▶ [Stated goal]: Repeat verbatim each line from the line with "What data populates" to the end of the entries. Pictures do not belong in the copy.

▶ [Given data]:
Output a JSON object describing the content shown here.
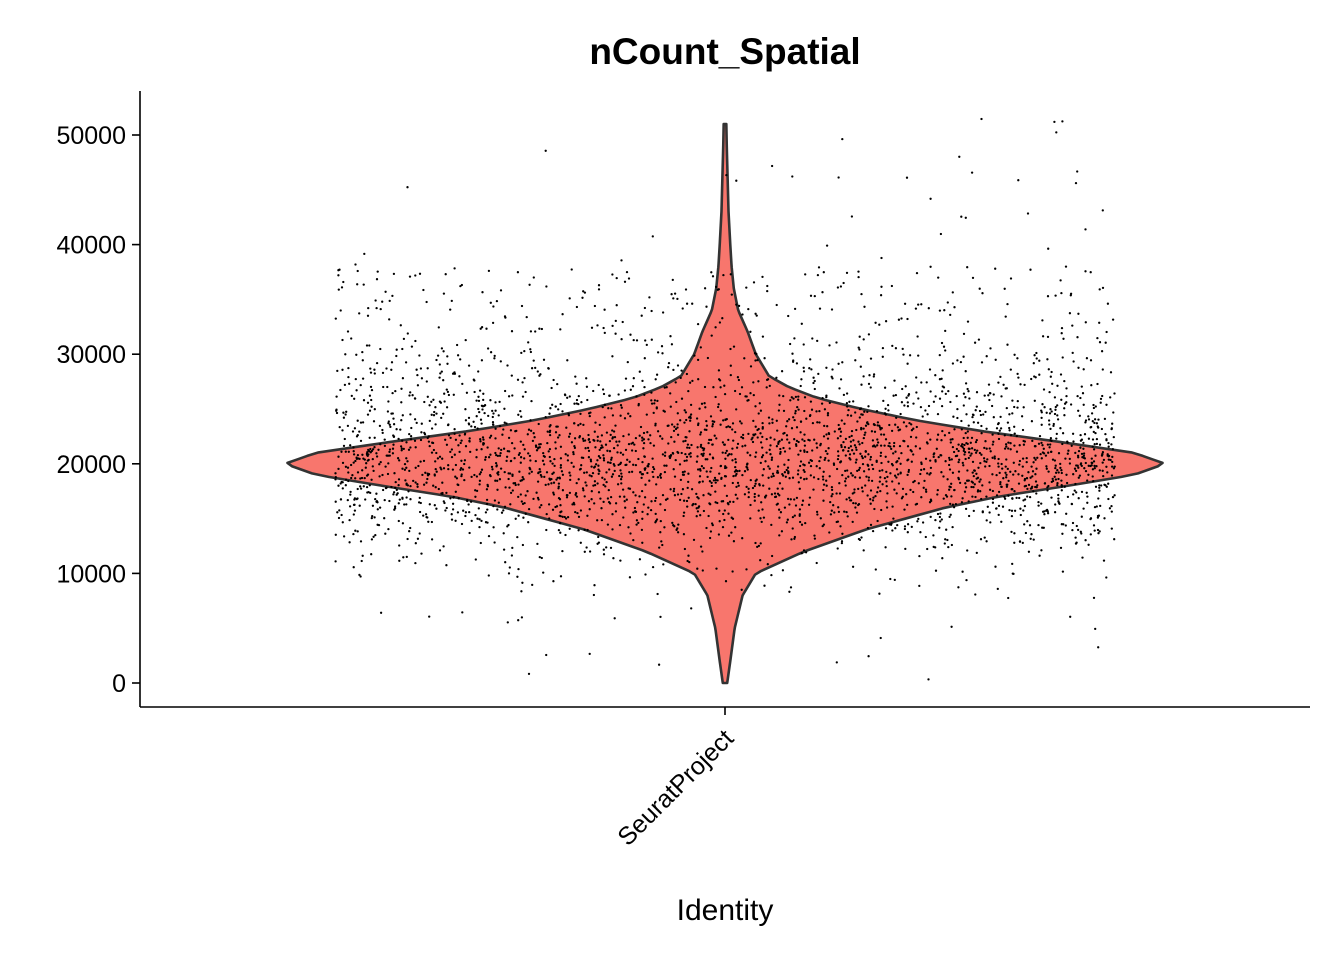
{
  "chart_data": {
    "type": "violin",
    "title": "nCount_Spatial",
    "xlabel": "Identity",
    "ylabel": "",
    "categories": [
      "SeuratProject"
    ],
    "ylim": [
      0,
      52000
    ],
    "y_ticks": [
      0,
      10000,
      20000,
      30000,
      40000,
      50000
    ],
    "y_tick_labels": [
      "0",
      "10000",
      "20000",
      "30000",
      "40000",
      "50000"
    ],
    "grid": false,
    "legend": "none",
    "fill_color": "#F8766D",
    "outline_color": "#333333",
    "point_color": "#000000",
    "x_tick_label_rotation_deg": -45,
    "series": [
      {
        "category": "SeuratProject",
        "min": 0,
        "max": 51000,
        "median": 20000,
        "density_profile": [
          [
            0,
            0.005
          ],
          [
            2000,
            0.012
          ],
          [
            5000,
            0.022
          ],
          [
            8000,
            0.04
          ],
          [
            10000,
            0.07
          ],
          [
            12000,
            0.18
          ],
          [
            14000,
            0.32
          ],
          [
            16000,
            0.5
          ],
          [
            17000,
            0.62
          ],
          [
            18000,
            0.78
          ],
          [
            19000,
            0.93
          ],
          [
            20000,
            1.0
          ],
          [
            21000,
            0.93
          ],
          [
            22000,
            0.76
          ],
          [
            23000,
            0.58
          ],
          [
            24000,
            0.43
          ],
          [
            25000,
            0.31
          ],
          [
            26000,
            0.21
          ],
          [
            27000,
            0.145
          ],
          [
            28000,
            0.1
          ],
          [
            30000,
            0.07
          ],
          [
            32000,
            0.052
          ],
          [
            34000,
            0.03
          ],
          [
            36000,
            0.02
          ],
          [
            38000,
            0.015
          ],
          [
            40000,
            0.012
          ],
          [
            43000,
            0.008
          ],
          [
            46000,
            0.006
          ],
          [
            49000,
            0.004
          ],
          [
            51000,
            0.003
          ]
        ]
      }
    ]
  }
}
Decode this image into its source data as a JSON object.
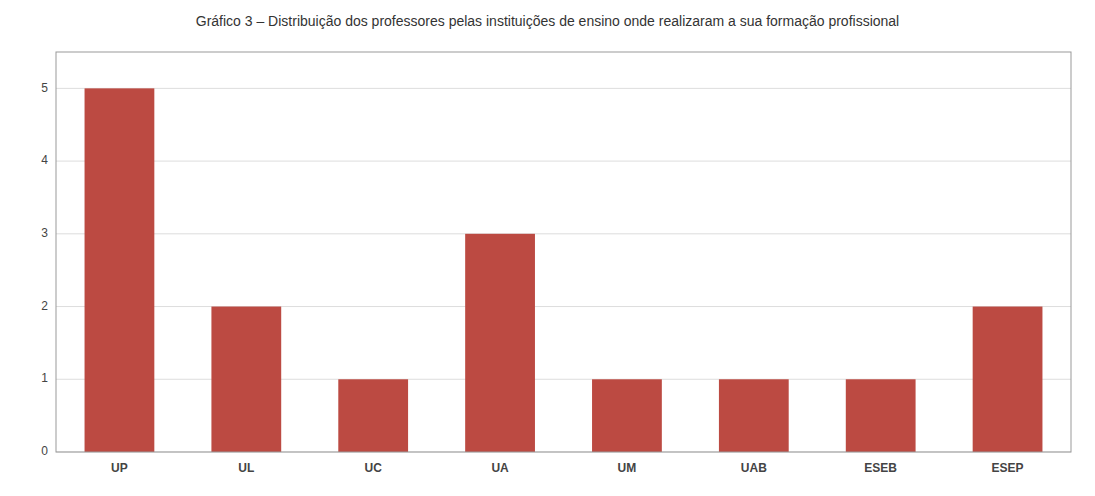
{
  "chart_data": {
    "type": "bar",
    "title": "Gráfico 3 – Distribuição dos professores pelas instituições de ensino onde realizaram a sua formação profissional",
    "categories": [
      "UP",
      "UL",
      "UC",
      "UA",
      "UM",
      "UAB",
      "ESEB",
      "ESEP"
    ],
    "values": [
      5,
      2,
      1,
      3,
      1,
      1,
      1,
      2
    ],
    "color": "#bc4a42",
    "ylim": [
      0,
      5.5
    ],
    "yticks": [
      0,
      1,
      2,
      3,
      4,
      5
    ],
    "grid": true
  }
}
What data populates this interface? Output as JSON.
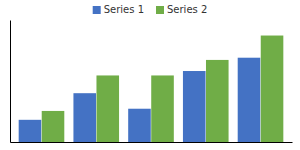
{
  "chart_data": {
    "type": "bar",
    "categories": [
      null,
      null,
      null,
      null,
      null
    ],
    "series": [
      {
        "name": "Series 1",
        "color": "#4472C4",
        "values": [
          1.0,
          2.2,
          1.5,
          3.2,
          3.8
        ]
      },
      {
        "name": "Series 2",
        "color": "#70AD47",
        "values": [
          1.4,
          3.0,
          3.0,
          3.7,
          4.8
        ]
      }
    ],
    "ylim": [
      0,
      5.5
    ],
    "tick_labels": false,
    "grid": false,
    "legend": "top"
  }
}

▶ [Exercise answer]:
What data populates this interface? Output as JSON.
{
  "chart_data": {
    "type": "bar",
    "categories": [
      null,
      null,
      null,
      null,
      null
    ],
    "series": [
      {
        "name": "Series 1",
        "color": "#4472C4",
        "values": [
          1.0,
          2.2,
          1.5,
          3.2,
          3.8
        ]
      },
      {
        "name": "Series 2",
        "color": "#70AD47",
        "values": [
          1.4,
          3.0,
          3.0,
          3.7,
          4.8
        ]
      }
    ],
    "ylim": [
      0,
      5.5
    ],
    "tick_labels": false,
    "grid": false,
    "legend": "top"
  }
}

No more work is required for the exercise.